## Dataset excerpt
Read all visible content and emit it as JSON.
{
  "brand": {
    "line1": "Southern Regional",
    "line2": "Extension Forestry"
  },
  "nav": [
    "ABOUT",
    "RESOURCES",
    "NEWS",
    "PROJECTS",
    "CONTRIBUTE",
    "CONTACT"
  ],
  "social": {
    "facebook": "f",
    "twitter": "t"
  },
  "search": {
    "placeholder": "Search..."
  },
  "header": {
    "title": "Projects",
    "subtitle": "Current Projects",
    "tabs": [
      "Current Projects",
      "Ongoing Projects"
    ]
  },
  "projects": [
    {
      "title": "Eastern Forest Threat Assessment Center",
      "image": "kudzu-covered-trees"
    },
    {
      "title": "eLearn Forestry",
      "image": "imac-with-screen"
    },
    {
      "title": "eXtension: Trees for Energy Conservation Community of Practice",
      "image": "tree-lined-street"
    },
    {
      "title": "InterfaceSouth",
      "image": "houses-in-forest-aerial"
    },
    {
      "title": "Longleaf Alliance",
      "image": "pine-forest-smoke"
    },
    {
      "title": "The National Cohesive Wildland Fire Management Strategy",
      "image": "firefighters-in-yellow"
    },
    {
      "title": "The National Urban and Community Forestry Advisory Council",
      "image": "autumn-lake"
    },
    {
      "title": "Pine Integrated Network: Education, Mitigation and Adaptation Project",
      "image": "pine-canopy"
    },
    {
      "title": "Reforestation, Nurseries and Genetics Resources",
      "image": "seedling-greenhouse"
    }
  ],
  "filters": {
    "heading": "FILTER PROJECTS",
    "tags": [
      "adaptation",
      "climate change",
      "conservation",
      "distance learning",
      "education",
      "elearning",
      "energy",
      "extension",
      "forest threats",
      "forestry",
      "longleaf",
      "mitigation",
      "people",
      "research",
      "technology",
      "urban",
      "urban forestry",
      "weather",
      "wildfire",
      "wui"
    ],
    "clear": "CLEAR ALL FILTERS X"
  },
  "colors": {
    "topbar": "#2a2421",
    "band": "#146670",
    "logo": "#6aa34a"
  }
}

## Description of the task
Every line above should be printed again exactly as it stands.

## Response to this task
Read all visible content and emit it as JSON.
{
  "brand": {
    "line1": "Southern Regional",
    "line2": "Extension Forestry"
  },
  "nav": [
    "ABOUT",
    "RESOURCES",
    "NEWS",
    "PROJECTS",
    "CONTRIBUTE",
    "CONTACT"
  ],
  "social": {
    "facebook": "f",
    "twitter": "t"
  },
  "search": {
    "placeholder": "Search..."
  },
  "header": {
    "title": "Projects",
    "subtitle": "Current Projects",
    "tabs": [
      "Current Projects",
      "Ongoing Projects"
    ]
  },
  "projects": [
    {
      "title": "Eastern Forest Threat Assessment Center",
      "image": "kudzu-covered-trees"
    },
    {
      "title": "eLearn Forestry",
      "image": "imac-with-screen"
    },
    {
      "title": "eXtension: Trees for Energy Conservation Community of Practice",
      "image": "tree-lined-street"
    },
    {
      "title": "InterfaceSouth",
      "image": "houses-in-forest-aerial"
    },
    {
      "title": "Longleaf Alliance",
      "image": "pine-forest-smoke"
    },
    {
      "title": "The National Cohesive Wildland Fire Management Strategy",
      "image": "firefighters-in-yellow"
    },
    {
      "title": "The National Urban and Community Forestry Advisory Council",
      "image": "autumn-lake"
    },
    {
      "title": "Pine Integrated Network: Education, Mitigation and Adaptation Project",
      "image": "pine-canopy"
    },
    {
      "title": "Reforestation, Nurseries and Genetics Resources",
      "image": "seedling-greenhouse"
    }
  ],
  "filters": {
    "heading": "FILTER PROJECTS",
    "tags": [
      "adaptation",
      "climate change",
      "conservation",
      "distance learning",
      "education",
      "elearning",
      "energy",
      "extension",
      "forest threats",
      "forestry",
      "longleaf",
      "mitigation",
      "people",
      "research",
      "technology",
      "urban",
      "urban forestry",
      "weather",
      "wildfire",
      "wui"
    ],
    "clear": "CLEAR ALL FILTERS X"
  },
  "colors": {
    "topbar": "#2a2421",
    "band": "#146670",
    "logo": "#6aa34a"
  }
}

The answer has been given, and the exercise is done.